Dataset rows:
══════════════════════════════

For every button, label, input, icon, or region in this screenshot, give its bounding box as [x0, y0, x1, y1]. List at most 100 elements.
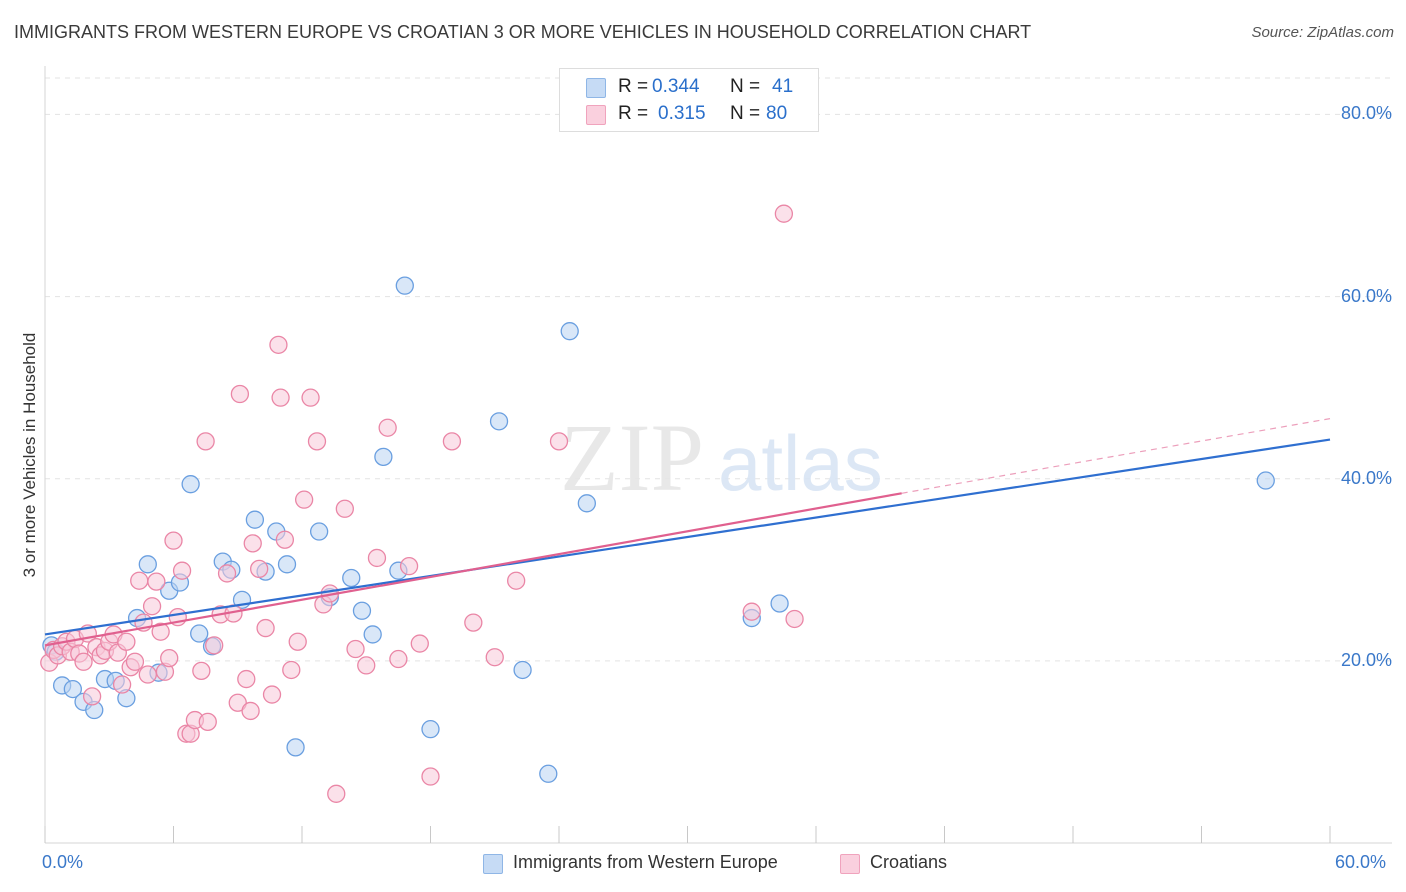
- data-point: [190, 624, 209, 643]
- series-legend: Immigrants from Western Europe Croatians: [0, 852, 1406, 878]
- data-point: [395, 276, 414, 295]
- data-point: [288, 632, 307, 651]
- data-point: [489, 412, 509, 431]
- data-point: [294, 490, 314, 509]
- data-point: [335, 499, 354, 518]
- data-point: [1256, 471, 1275, 490]
- watermark: ZIP atlas: [560, 404, 883, 511]
- data-point: [243, 534, 262, 553]
- data-point: [307, 432, 327, 451]
- y-tick-label: 60.0%: [1340, 285, 1392, 306]
- data-point: [151, 622, 170, 641]
- watermark-light: atlas: [718, 419, 883, 507]
- data-point: [217, 564, 237, 583]
- data-point: [82, 687, 102, 706]
- data-point: [539, 764, 558, 783]
- data-point: [160, 648, 179, 668]
- data-point: [275, 530, 295, 549]
- legend-r-label: R =: [618, 76, 649, 97]
- data-point: [442, 432, 462, 451]
- data-point: [256, 618, 275, 638]
- data-point: [142, 597, 162, 616]
- data-point: [138, 555, 157, 574]
- legend-label-western-europe: Immigrants from Western Europe: [513, 852, 778, 872]
- trend-line-croatians: [44, 492, 902, 647]
- data-point: [228, 693, 247, 712]
- legend-swatch-blue: [483, 854, 503, 874]
- data-point: [250, 559, 269, 579]
- data-point: [125, 652, 145, 671]
- data-point: [271, 388, 290, 407]
- data-point: [421, 767, 440, 786]
- data-point: [346, 639, 365, 659]
- data-point: [367, 548, 387, 568]
- data-point: [770, 594, 789, 613]
- data-point: [138, 665, 157, 684]
- data-point: [464, 613, 483, 632]
- legend-r-label: R =: [618, 103, 649, 124]
- x-tick-label-max: 60.0%: [1335, 852, 1387, 872]
- data-point: [549, 432, 569, 451]
- series-croatians-points: [40, 204, 804, 803]
- data-point: [230, 384, 250, 404]
- legend-n-value: 80: [766, 103, 788, 124]
- legend-r-value: 0.344: [652, 76, 700, 97]
- data-point: [192, 661, 211, 681]
- y-tick-label: 80.0%: [1340, 103, 1392, 124]
- legend-r-value: 0.315: [658, 103, 706, 124]
- data-point: [389, 649, 408, 669]
- data-point: [286, 738, 305, 757]
- data-point: [399, 556, 419, 576]
- data-point: [277, 555, 297, 574]
- x-tick-label-min: 0.0%: [42, 852, 84, 872]
- legend-swatch-pink: [586, 105, 606, 125]
- data-point: [282, 660, 301, 680]
- chart-title: IMMIGRANTS FROM WESTERN EUROPE VS CROATI…: [14, 22, 1032, 42]
- legend-n-label: N =: [730, 76, 761, 97]
- correlation-legend: R = 0.344 N = 41 R = 0.315 N = 80: [559, 68, 819, 132]
- data-point: [164, 531, 183, 550]
- legend-label-croatians: Croatians: [870, 852, 948, 872]
- data-point: [147, 572, 166, 591]
- data-point: [301, 388, 320, 407]
- source-label: Source: ZipAtlas.com: [1251, 24, 1394, 41]
- data-point: [357, 656, 376, 675]
- data-point: [269, 335, 288, 354]
- watermark-bold: ZIP: [560, 404, 704, 511]
- data-point: [181, 475, 200, 494]
- data-point: [774, 204, 794, 223]
- data-point: [245, 510, 265, 529]
- data-point: [560, 322, 579, 341]
- data-point: [262, 685, 282, 704]
- data-point: [507, 571, 526, 590]
- trend-lines: [44, 418, 1331, 647]
- y-axis-label: 3 or more Vehicles in Household: [20, 332, 39, 578]
- data-point: [63, 679, 82, 699]
- data-point: [485, 648, 504, 667]
- trend-line-western-europe: [44, 438, 1331, 636]
- data-point: [742, 602, 761, 621]
- data-point: [309, 522, 329, 541]
- data-point: [198, 712, 217, 732]
- y-tick-label: 20.0%: [1340, 649, 1392, 670]
- legend-n-value: 41: [772, 76, 794, 97]
- legend-swatch-pink: [840, 854, 860, 874]
- data-point: [74, 652, 93, 671]
- data-point: [513, 660, 532, 680]
- data-point: [785, 609, 804, 629]
- data-point: [342, 568, 361, 588]
- data-point: [130, 571, 149, 590]
- data-point: [112, 675, 132, 694]
- series-western-europe-points: [42, 276, 1275, 783]
- y-tick-label: 40.0%: [1340, 467, 1392, 488]
- grid-lines: [45, 77, 1392, 662]
- axes: [44, 66, 1392, 844]
- legend-swatch-blue: [586, 78, 606, 98]
- data-point: [241, 701, 260, 721]
- data-point: [374, 447, 393, 467]
- data-point: [172, 561, 192, 580]
- data-point: [196, 432, 215, 451]
- data-point: [327, 784, 346, 803]
- data-point: [421, 720, 440, 739]
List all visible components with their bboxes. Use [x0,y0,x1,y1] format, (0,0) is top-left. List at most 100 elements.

══════════════════════════════

-- Work required --
Reproduce the records above with "at most 100" replaced by "no more than 100" everywhere it occurs and every other part unchanged, omitting the pictures.

-- Task solution --
For every button, label, input, icon, or region in this screenshot, give its bounding box as [x0, y0, x1, y1]. List no more than 100 elements.
- data-point: [190, 624, 209, 643]
- series-legend: Immigrants from Western Europe Croatians: [0, 852, 1406, 878]
- data-point: [395, 276, 414, 295]
- data-point: [288, 632, 307, 651]
- data-point: [489, 412, 509, 431]
- data-point: [294, 490, 314, 509]
- data-point: [335, 499, 354, 518]
- data-point: [1256, 471, 1275, 490]
- watermark: ZIP atlas: [560, 404, 883, 511]
- data-point: [243, 534, 262, 553]
- data-point: [307, 432, 327, 451]
- y-tick-label: 60.0%: [1340, 285, 1392, 306]
- data-point: [151, 622, 170, 641]
- watermark-light: atlas: [718, 419, 883, 507]
- data-point: [217, 564, 237, 583]
- data-point: [82, 687, 102, 706]
- data-point: [539, 764, 558, 783]
- data-point: [160, 648, 179, 668]
- data-point: [275, 530, 295, 549]
- legend-r-label: R =: [618, 76, 649, 97]
- data-point: [442, 432, 462, 451]
- data-point: [256, 618, 275, 638]
- data-point: [142, 597, 162, 616]
- data-point: [138, 555, 157, 574]
- legend-label-western-europe: Immigrants from Western Europe: [513, 852, 778, 872]
- trend-line-croatians: [44, 492, 902, 647]
- data-point: [228, 693, 247, 712]
- legend-swatch-blue: [483, 854, 503, 874]
- data-point: [250, 559, 269, 579]
- data-point: [125, 652, 145, 671]
- data-point: [271, 388, 290, 407]
- data-point: [421, 767, 440, 786]
- data-point: [346, 639, 365, 659]
- data-point: [367, 548, 387, 568]
- data-point: [770, 594, 789, 613]
- data-point: [138, 665, 157, 684]
- data-point: [464, 613, 483, 632]
- legend-r-label: R =: [618, 103, 649, 124]
- x-tick-label-max: 60.0%: [1335, 852, 1387, 872]
- data-point: [549, 432, 569, 451]
- series-croatians-points: [40, 204, 804, 803]
- data-point: [230, 384, 250, 404]
- legend-n-value: 80: [766, 103, 788, 124]
- legend-r-value: 0.344: [652, 76, 700, 97]
- data-point: [192, 661, 211, 681]
- y-tick-label: 80.0%: [1340, 103, 1392, 124]
- legend-r-value: 0.315: [658, 103, 706, 124]
- data-point: [389, 649, 408, 669]
- data-point: [286, 738, 305, 757]
- data-point: [399, 556, 419, 576]
- data-point: [277, 555, 297, 574]
- x-tick-label-min: 0.0%: [42, 852, 84, 872]
- legend-swatch-pink: [586, 105, 606, 125]
- data-point: [282, 660, 301, 680]
- chart-title: IMMIGRANTS FROM WESTERN EUROPE VS CROATI…: [14, 22, 1032, 42]
- legend-n-label: N =: [730, 76, 761, 97]
- correlation-legend: R = 0.344 N = 41 R = 0.315 N = 80: [559, 68, 819, 132]
- data-point: [164, 531, 183, 550]
- legend-label-croatians: Croatians: [870, 852, 948, 872]
- data-point: [147, 572, 166, 591]
- data-point: [301, 388, 320, 407]
- source-label: Source: ZipAtlas.com: [1251, 24, 1394, 41]
- data-point: [357, 656, 376, 675]
- data-point: [269, 335, 288, 354]
- watermark-bold: ZIP: [560, 404, 704, 511]
- data-point: [181, 475, 200, 494]
- data-point: [774, 204, 794, 223]
- data-point: [245, 510, 265, 529]
- data-point: [560, 322, 579, 341]
- data-point: [262, 685, 282, 704]
- data-point: [507, 571, 526, 590]
- trend-lines: [44, 418, 1331, 647]
- y-axis-label: 3 or more Vehicles in Household: [20, 332, 39, 578]
- data-point: [63, 679, 82, 699]
- data-point: [485, 648, 504, 667]
- trend-line-western-europe: [44, 438, 1331, 636]
- data-point: [742, 602, 761, 621]
- data-point: [309, 522, 329, 541]
- data-point: [198, 712, 217, 732]
- y-tick-label: 20.0%: [1340, 649, 1392, 670]
- legend-n-value: 41: [772, 76, 794, 97]
- legend-swatch-pink: [840, 854, 860, 874]
- data-point: [74, 652, 93, 671]
- data-point: [513, 660, 532, 680]
- data-point: [785, 609, 804, 629]
- data-point: [342, 568, 361, 588]
- data-point: [130, 571, 149, 590]
- data-point: [112, 675, 132, 694]
- series-western-europe-points: [42, 276, 1275, 783]
- y-tick-label: 40.0%: [1340, 467, 1392, 488]
- grid-lines: [45, 77, 1392, 662]
- axes: [44, 66, 1392, 844]
- legend-swatch-blue: [586, 78, 606, 98]
- data-point: [241, 701, 260, 721]
- data-point: [374, 447, 393, 467]
- data-point: [172, 561, 192, 580]
- data-point: [196, 432, 215, 451]
- data-point: [327, 784, 346, 803]
- data-point: [421, 720, 440, 739]
List all visible components with their bboxes. Use [x0,y0,x1,y1] format, (0,0) is top-left. List no more than 100 elements.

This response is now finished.